_Exercise_
Each line that has the string "Sugars" must be copied from the records below.

_Information provided_
»»

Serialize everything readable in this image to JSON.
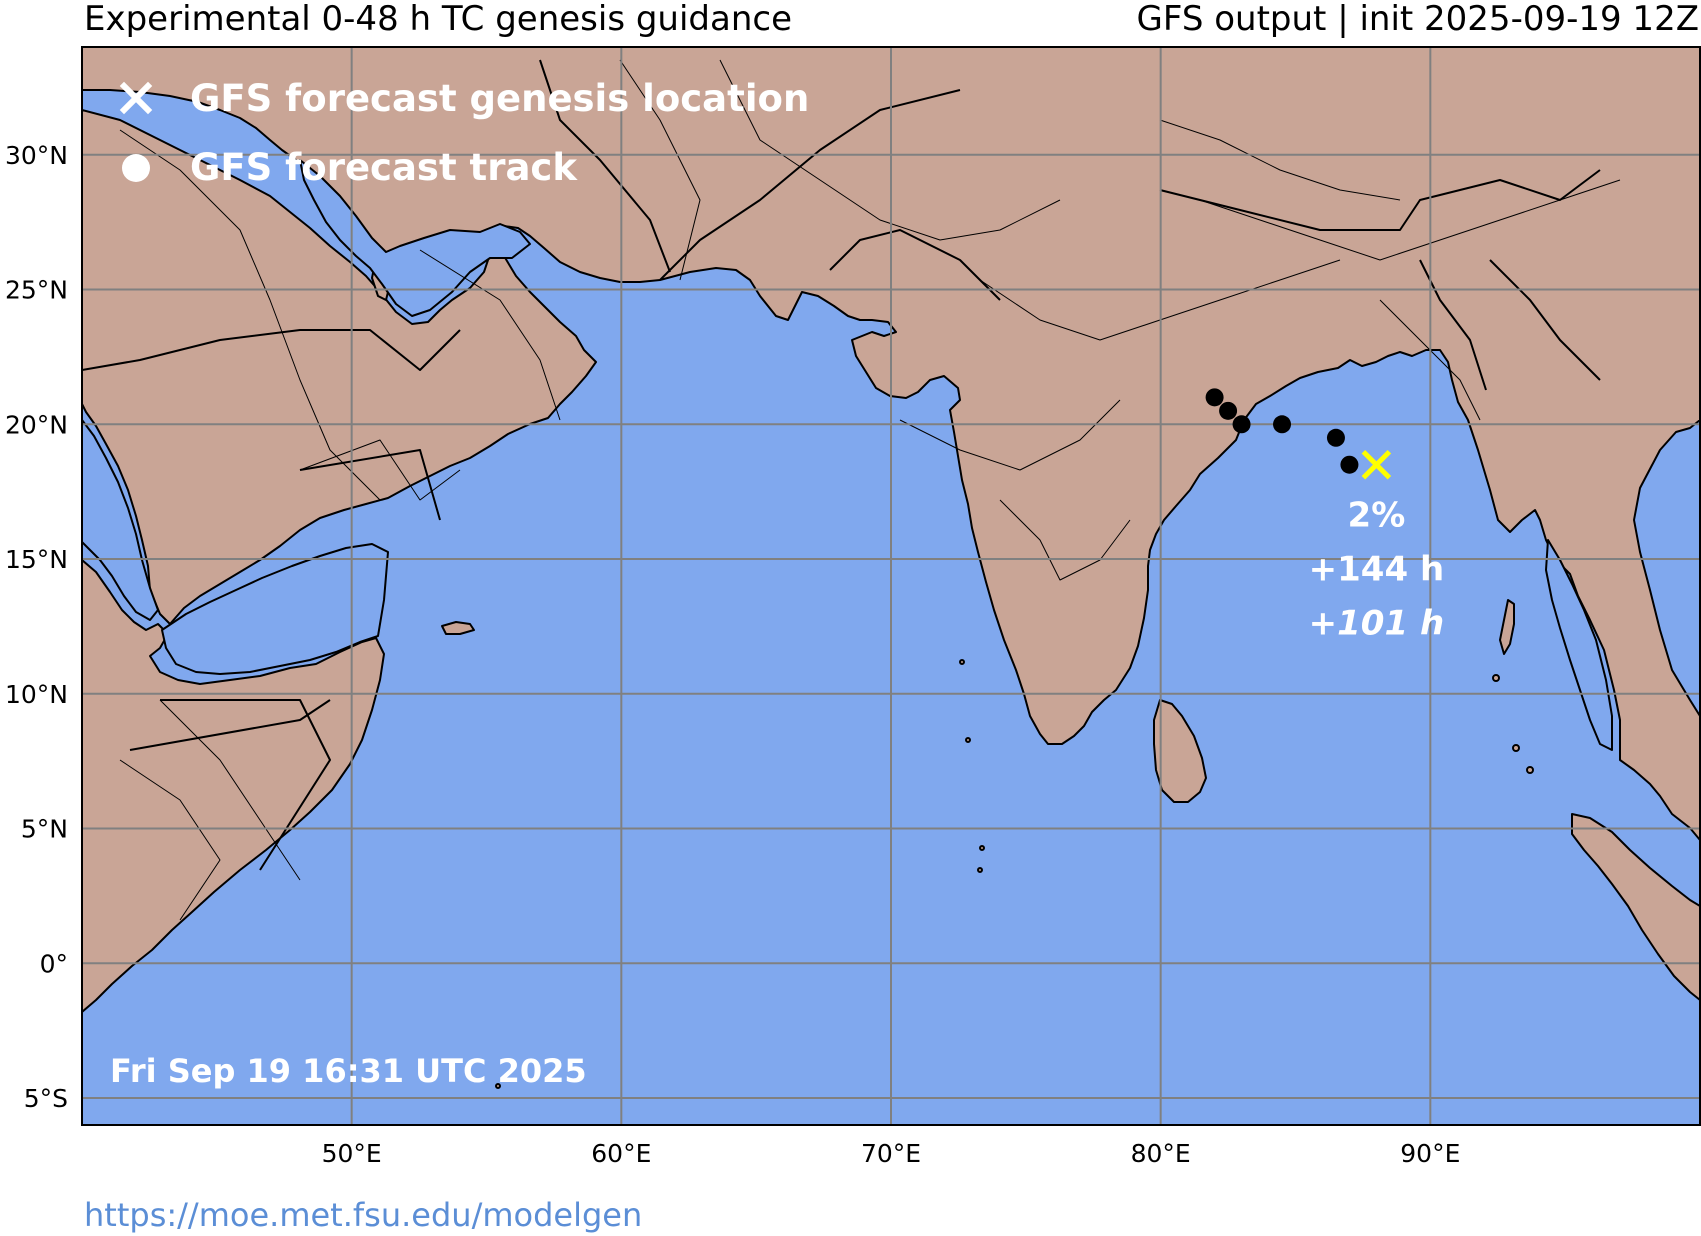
{
  "header": {
    "title_left": "Experimental 0-48 h TC genesis guidance",
    "title_right": "GFS output | init 2025-09-19 12Z"
  },
  "footer": {
    "url": "https://moe.met.fsu.edu/modelgen"
  },
  "map": {
    "extent_lon": [
      40,
      100
    ],
    "extent_lat": [
      -6,
      34
    ],
    "colors": {
      "ocean": "#80a8ee",
      "land": "#c9a596",
      "coast": "#000000",
      "grid": "#808080",
      "genesis_marker": "#ffff00",
      "track_marker": "#000000",
      "text": "#ffffff"
    },
    "lat_ticks": [
      {
        "lat": 30,
        "label": "30°N"
      },
      {
        "lat": 25,
        "label": "25°N"
      },
      {
        "lat": 20,
        "label": "20°N"
      },
      {
        "lat": 15,
        "label": "15°N"
      },
      {
        "lat": 10,
        "label": "10°N"
      },
      {
        "lat": 5,
        "label": "5°N"
      },
      {
        "lat": 0,
        "label": "0°"
      },
      {
        "lat": -5,
        "label": "5°S"
      }
    ],
    "lon_ticks": [
      {
        "lon": 50,
        "label": "50°E"
      },
      {
        "lon": 60,
        "label": "60°E"
      },
      {
        "lon": 70,
        "label": "70°E"
      },
      {
        "lon": 80,
        "label": "80°E"
      },
      {
        "lon": 90,
        "label": "90°E"
      }
    ],
    "legend": {
      "genesis_label": "GFS forecast genesis location",
      "track_label": "GFS forecast track",
      "genesis_icon": "x-mark-icon",
      "track_icon": "dot-icon"
    },
    "track_points": [
      {
        "lon": 82.0,
        "lat": 21.0
      },
      {
        "lon": 82.5,
        "lat": 20.5
      },
      {
        "lon": 83.0,
        "lat": 20.0
      },
      {
        "lon": 84.5,
        "lat": 20.0
      },
      {
        "lon": 86.5,
        "lat": 19.5
      },
      {
        "lon": 87.0,
        "lat": 18.5
      }
    ],
    "genesis": {
      "lon": 88.0,
      "lat": 18.5,
      "probability": "2%",
      "lead_time": "+144 h",
      "lead_time_italic": "101 h",
      "lead_time_italic_prefix": "+"
    },
    "timestamp": "Fri Sep 19 16:31 UTC 2025"
  }
}
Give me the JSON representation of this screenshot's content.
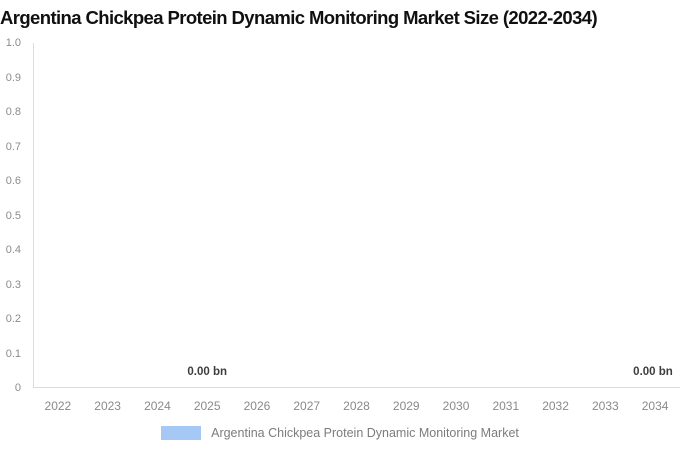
{
  "title": "Argentina Chickpea Protein Dynamic Monitoring Market Size (2022-2034)",
  "colors": {
    "series": "#a5c9f4",
    "axis_line": "#dcdcdc",
    "tick_text": "#8c8c8c",
    "data_label_text": "#3d3d3d",
    "legend_text": "#7c7c7c",
    "title_text": "#101010",
    "background": "#ffffff"
  },
  "chart_data": {
    "type": "bar",
    "title": "Argentina Chickpea Protein Dynamic Monitoring Market Size (2022-2034)",
    "categories": [
      "2022",
      "2023",
      "2024",
      "2025",
      "2026",
      "2027",
      "2028",
      "2029",
      "2030",
      "2031",
      "2032",
      "2033",
      "2034"
    ],
    "series": [
      {
        "name": "Argentina Chickpea Protein Dynamic Monitoring Market",
        "values": [
          0,
          0,
          0,
          0,
          0,
          0,
          0,
          0,
          0,
          0,
          0,
          0,
          0
        ],
        "color": "#a5c9f4"
      }
    ],
    "unit": "bn",
    "xlabel": "",
    "ylabel": "",
    "ylim": [
      0,
      1.0
    ],
    "ytick_labels": [
      "1.0",
      "0.9",
      "0.8",
      "0.7",
      "0.6",
      "0.5",
      "0.4",
      "0.3",
      "0.2",
      "0.1",
      "0"
    ],
    "grid": false,
    "data_labels": [
      {
        "category": "2025",
        "text": "0.00 bn"
      },
      {
        "category": "2034",
        "text": "0.00 bn"
      }
    ],
    "legend": {
      "position": "bottom",
      "label": "Argentina Chickpea Protein Dynamic Monitoring Market",
      "swatch_color": "#a5c9f4"
    }
  }
}
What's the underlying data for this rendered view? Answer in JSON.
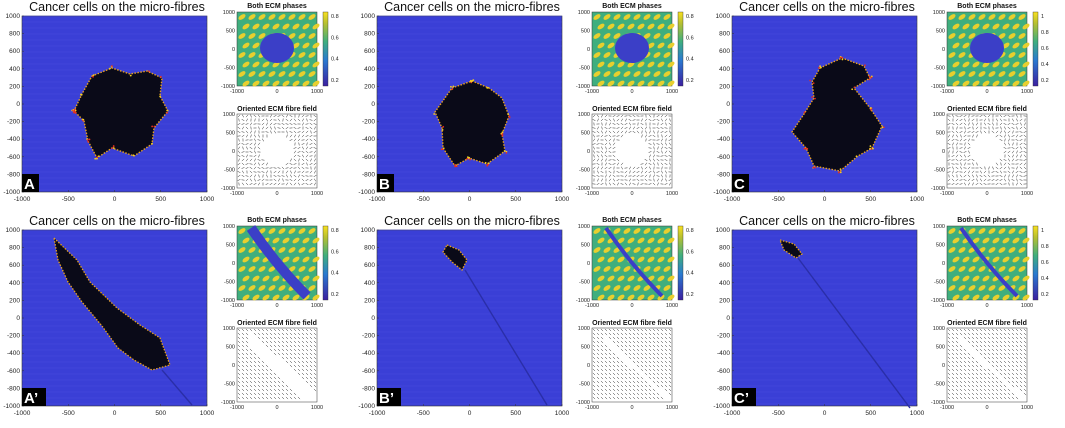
{
  "panels": [
    {
      "letter": "A",
      "big_title": "Cancer cells on the micro-fibres",
      "ecm_title": "Both ECM phases",
      "fibre_title": "Oriented ECM fibre field",
      "colorbar_ticks": [
        "0.8",
        "0.6",
        "0.4",
        "0.2"
      ],
      "pattern": "blob",
      "fibre_mode": "random",
      "mid": "mid"
    },
    {
      "letter": "B",
      "big_title": "Cancer cells on the micro-fibres",
      "ecm_title": "Both ECM phases",
      "fibre_title": "Oriented ECM fibre field",
      "colorbar_ticks": [
        "0.8",
        "0.6",
        "0.4",
        "0.2"
      ],
      "pattern": "blob",
      "fibre_mode": "random",
      "mid": "mid"
    },
    {
      "letter": "C",
      "big_title": "Cancer cells on the micro-fibres",
      "ecm_title": "Both ECM phases",
      "fibre_title": "Oriented ECM fibre field",
      "colorbar_ticks": [
        "1",
        "0.8",
        "0.6",
        "0.4",
        "0.2"
      ],
      "pattern": "blob",
      "fibre_mode": "random",
      "mid": "mid"
    },
    {
      "letter": "A’",
      "big_title": "Cancer cells on the micro-fibres",
      "ecm_title": "Both ECM phases",
      "fibre_title": "Oriented ECM fibre field",
      "colorbar_ticks": [
        "0.8",
        "0.6",
        "0.4",
        "0.2"
      ],
      "pattern": "diag",
      "fibre_mode": "oriented",
      "mid": "mid"
    },
    {
      "letter": "B’",
      "big_title": "Cancer cells on the micro-fibres",
      "ecm_title": "Both ECM phases",
      "fibre_title": "Oriented ECM fibre field",
      "colorbar_ticks": [
        "0.8",
        "0.6",
        "0.4",
        "0.2"
      ],
      "pattern": "diag",
      "fibre_mode": "oriented",
      "mid": "mid"
    },
    {
      "letter": "C’",
      "big_title": "Cancer cells on the micro-fibres",
      "ecm_title": "Both ECM phases",
      "fibre_title": "Oriented ECM fibre field",
      "colorbar_ticks": [
        "1",
        "0.8",
        "0.6",
        "0.4",
        "0.2"
      ],
      "pattern": "diag",
      "fibre_mode": "oriented",
      "mid": "mid"
    }
  ],
  "axis_ticks_y": [
    "1000",
    "800",
    "600",
    "400",
    "200",
    "0",
    "-200",
    "-400",
    "-600",
    "-800",
    "-1000"
  ],
  "axis_ticks_x": [
    "-1000",
    "-500",
    "0",
    "500",
    "1000"
  ],
  "small_ticks_y": [
    "1000",
    "500",
    "0",
    "-500",
    "-1000"
  ],
  "small_ticks_x": [
    "-1000",
    "0",
    "1000"
  ],
  "colors": {
    "background_blue": "#3a3fd6",
    "tumour": "#0a0a18",
    "ecm_yellow": "#e8cf2e",
    "ecm_green": "#3fae7e",
    "ecm_blue": "#3b3fc7"
  }
}
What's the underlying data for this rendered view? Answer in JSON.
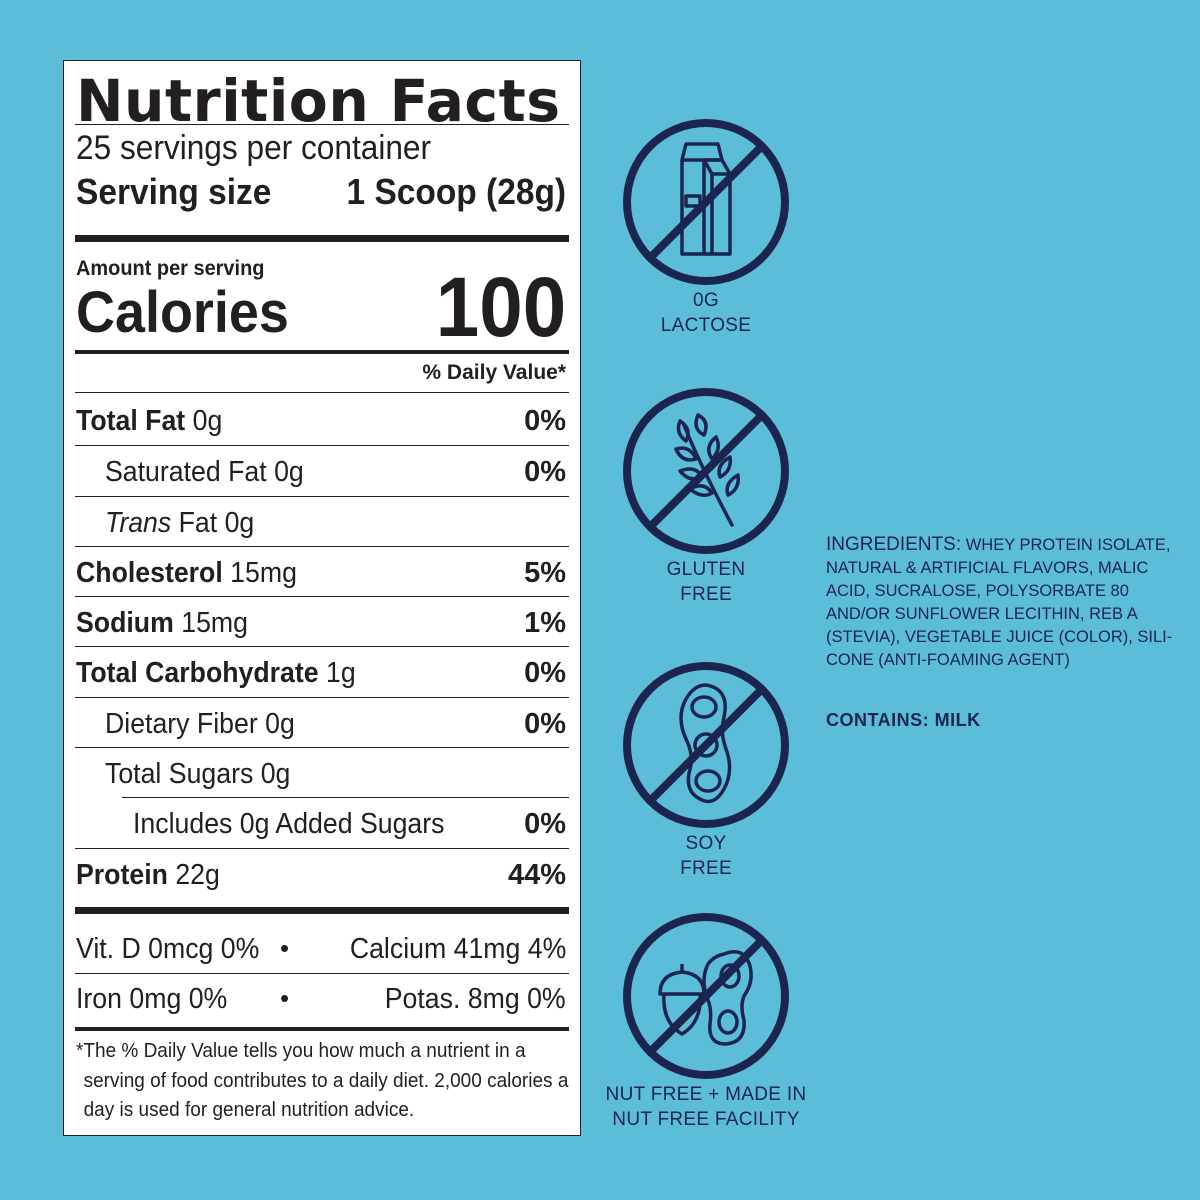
{
  "colors": {
    "background": "#5bbdd8",
    "icon_navy": "#1b2550",
    "label_text": "#231f20"
  },
  "label": {
    "title": "Nutrition Facts",
    "servings_per_container": "25 servings per container",
    "serving_size_label": "Serving size",
    "serving_size_value": "1 Scoop (28g)",
    "amount_per_serving": "Amount per serving",
    "calories_label": "Calories",
    "calories_value": "100",
    "daily_value_header": "% Daily Value*",
    "rows": [
      {
        "bold_name": "Total Fat",
        "amount": " 0g",
        "dv": "0%"
      },
      {
        "name": "Saturated Fat 0g",
        "dv": "0%"
      },
      {
        "italic_part": "Trans",
        "name": " Fat 0g",
        "dv": ""
      },
      {
        "bold_name": "Cholesterol",
        "amount": " 15mg",
        "dv": "5%"
      },
      {
        "bold_name": "Sodium",
        "amount": " 15mg",
        "dv": "1%"
      },
      {
        "bold_name": "Total Carbohydrate",
        "amount": " 1g",
        "dv": "0%"
      },
      {
        "name": "Dietary Fiber 0g",
        "dv": "0%"
      },
      {
        "name": "Total Sugars 0g",
        "dv": ""
      },
      {
        "name": "Includes 0g Added Sugars",
        "dv": "0%"
      },
      {
        "bold_name": "Protein",
        "amount": " 22g",
        "dv": "44%"
      }
    ],
    "vitamins": [
      {
        "left": "Vit. D 0mcg 0%",
        "right": "Calcium 41mg 4%"
      },
      {
        "left": "Iron 0mg 0%",
        "right": "Potas. 8mg 0%"
      }
    ],
    "bullet": "•",
    "footnote_lines": [
      "*The % Daily Value tells you how much a nutrient in a",
      "serving of food contributes to a daily diet. 2,000 calories a",
      "day is used for general nutrition advice."
    ]
  },
  "badges": [
    {
      "icon": "milk-carton-icon",
      "caption_lines": [
        "0G",
        "LACTOSE"
      ]
    },
    {
      "icon": "wheat-icon",
      "caption_lines": [
        "GLUTEN",
        "FREE"
      ]
    },
    {
      "icon": "soybean-icon",
      "caption_lines": [
        "SOY",
        "FREE"
      ]
    },
    {
      "icon": "acorn-peanut-icon",
      "caption_lines": [
        "NUT FREE + MADE IN",
        "NUT FREE FACILITY"
      ]
    }
  ],
  "ingredients": {
    "heading": "INGREDIENTS:",
    "text_lines": [
      "WHEY PROTEIN ISOLATE,",
      "NATURAL & ARTIFICIAL FLAVORS, MALIC",
      "ACID, SUCRALOSE, POLYSORBATE 80",
      "AND/OR SUNFLOWER LECITHIN, REB A",
      "(STEVIA), VEGETABLE JUICE (COLOR), SILI-",
      "CONE (ANTI-FOAMING AGENT)"
    ],
    "contains": "CONTAINS: MILK"
  }
}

««

_Answer space_
        "name": "Total Sugars 0g",
        "name": "Includes 0g Added Sugars",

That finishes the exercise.